- [Short task] Please reproduce the entries below without any changes, from their first line through the line containing "- comment-item: Wan Abdul Hadi Wan Abdul Hadi isteri", including that line.
-------- Input for this task
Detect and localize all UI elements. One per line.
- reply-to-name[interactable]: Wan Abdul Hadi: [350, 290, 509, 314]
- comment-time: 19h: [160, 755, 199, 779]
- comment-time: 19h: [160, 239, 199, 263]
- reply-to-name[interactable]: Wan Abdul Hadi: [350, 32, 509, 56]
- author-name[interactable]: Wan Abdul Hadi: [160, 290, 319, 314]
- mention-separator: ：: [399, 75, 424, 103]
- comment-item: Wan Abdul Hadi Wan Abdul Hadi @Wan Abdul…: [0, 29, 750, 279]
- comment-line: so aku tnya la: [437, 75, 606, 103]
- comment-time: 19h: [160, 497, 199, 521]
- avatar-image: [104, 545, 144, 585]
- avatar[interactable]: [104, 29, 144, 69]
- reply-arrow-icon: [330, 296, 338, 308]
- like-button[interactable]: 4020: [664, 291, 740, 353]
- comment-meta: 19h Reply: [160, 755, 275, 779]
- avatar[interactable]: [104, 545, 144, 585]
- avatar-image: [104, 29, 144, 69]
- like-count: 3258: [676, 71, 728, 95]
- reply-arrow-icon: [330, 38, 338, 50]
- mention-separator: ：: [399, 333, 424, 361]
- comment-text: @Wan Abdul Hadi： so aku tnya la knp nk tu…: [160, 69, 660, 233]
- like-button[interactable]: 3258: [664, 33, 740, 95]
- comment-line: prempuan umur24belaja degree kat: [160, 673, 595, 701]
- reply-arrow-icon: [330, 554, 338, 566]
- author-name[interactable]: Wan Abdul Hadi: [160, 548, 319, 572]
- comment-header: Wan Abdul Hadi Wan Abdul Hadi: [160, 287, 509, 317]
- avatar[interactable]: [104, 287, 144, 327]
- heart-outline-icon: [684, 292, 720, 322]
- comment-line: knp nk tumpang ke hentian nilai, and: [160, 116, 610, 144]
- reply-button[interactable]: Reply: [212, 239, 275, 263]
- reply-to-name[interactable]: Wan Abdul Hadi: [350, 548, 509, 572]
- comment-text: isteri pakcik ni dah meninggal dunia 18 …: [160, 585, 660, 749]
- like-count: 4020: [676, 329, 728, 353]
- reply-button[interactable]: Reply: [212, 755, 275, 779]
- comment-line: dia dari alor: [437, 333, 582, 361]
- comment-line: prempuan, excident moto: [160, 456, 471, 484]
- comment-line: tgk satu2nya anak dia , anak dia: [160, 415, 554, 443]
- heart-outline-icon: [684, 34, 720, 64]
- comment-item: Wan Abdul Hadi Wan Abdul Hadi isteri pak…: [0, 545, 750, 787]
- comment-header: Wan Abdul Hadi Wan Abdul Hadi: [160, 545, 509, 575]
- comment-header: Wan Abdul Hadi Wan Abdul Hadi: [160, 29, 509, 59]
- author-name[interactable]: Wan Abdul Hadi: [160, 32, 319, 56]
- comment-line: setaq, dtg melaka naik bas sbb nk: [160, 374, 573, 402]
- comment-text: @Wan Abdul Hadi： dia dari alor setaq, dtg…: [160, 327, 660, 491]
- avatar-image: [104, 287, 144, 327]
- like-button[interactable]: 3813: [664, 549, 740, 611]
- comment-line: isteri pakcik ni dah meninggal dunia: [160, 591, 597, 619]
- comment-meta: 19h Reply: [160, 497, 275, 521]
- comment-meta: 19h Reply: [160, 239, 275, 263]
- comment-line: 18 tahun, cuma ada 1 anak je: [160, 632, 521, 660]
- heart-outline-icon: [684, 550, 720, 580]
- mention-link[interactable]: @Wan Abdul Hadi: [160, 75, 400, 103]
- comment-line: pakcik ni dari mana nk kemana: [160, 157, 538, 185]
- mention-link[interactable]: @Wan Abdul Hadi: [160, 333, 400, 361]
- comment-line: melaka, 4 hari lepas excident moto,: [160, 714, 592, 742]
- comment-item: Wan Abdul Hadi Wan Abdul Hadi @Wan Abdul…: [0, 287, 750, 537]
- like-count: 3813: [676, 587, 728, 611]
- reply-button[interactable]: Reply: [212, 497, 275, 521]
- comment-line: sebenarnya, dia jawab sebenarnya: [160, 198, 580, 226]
----------------
- [Exercise solution]
Detect and localize all UI elements. One per line.
- reply-to-name[interactable]: Wan Abdul Hadi: [350, 290, 509, 314]
- comment-time: 19h: [160, 755, 199, 779]
- comment-time: 19h: [160, 239, 199, 263]
- reply-to-name[interactable]: Wan Abdul Hadi: [350, 32, 509, 56]
- author-name[interactable]: Wan Abdul Hadi: [160, 290, 319, 314]
- mention-separator: ：: [399, 75, 424, 103]
- comment-item: Wan Abdul Hadi Wan Abdul Hadi @Wan Abdul…: [0, 29, 750, 279]
- comment-line: so aku tnya la: [437, 75, 606, 103]
- comment-time: 19h: [160, 497, 199, 521]
- avatar-image: [104, 545, 144, 585]
- avatar[interactable]: [104, 29, 144, 69]
- reply-arrow-icon: [330, 296, 338, 308]
- like-button[interactable]: 4020: [664, 291, 740, 353]
- comment-meta: 19h Reply: [160, 755, 275, 779]
- avatar[interactable]: [104, 545, 144, 585]
- avatar-image: [104, 29, 144, 69]
- like-count: 3258: [676, 71, 728, 95]
- reply-arrow-icon: [330, 38, 338, 50]
- mention-separator: ：: [399, 333, 424, 361]
- comment-text: @Wan Abdul Hadi： so aku tnya la knp nk tu…: [160, 69, 660, 233]
- like-button[interactable]: 3258: [664, 33, 740, 95]
- comment-line: prempuan umur24belaja degree kat: [160, 673, 595, 701]
- reply-arrow-icon: [330, 554, 338, 566]
- author-name[interactable]: Wan Abdul Hadi: [160, 548, 319, 572]
- comment-header: Wan Abdul Hadi Wan Abdul Hadi: [160, 287, 509, 317]
- avatar[interactable]: [104, 287, 144, 327]
- heart-outline-icon: [684, 292, 720, 322]
- comment-line: knp nk tumpang ke hentian nilai, and: [160, 116, 610, 144]
- reply-button[interactable]: Reply: [212, 239, 275, 263]
- reply-to-name[interactable]: Wan Abdul Hadi: [350, 548, 509, 572]
- comment-text: isteri pakcik ni dah meninggal dunia 18 …: [160, 585, 660, 749]
- like-count: 4020: [676, 329, 728, 353]
- reply-button[interactable]: Reply: [212, 755, 275, 779]
- comment-line: dia dari alor: [437, 333, 582, 361]
- comment-line: prempuan, excident moto: [160, 456, 471, 484]
- comment-line: tgk satu2nya anak dia , anak dia: [160, 415, 554, 443]
- heart-outline-icon: [684, 34, 720, 64]
- comment-item: Wan Abdul Hadi Wan Abdul Hadi isteri pak…: [0, 545, 750, 787]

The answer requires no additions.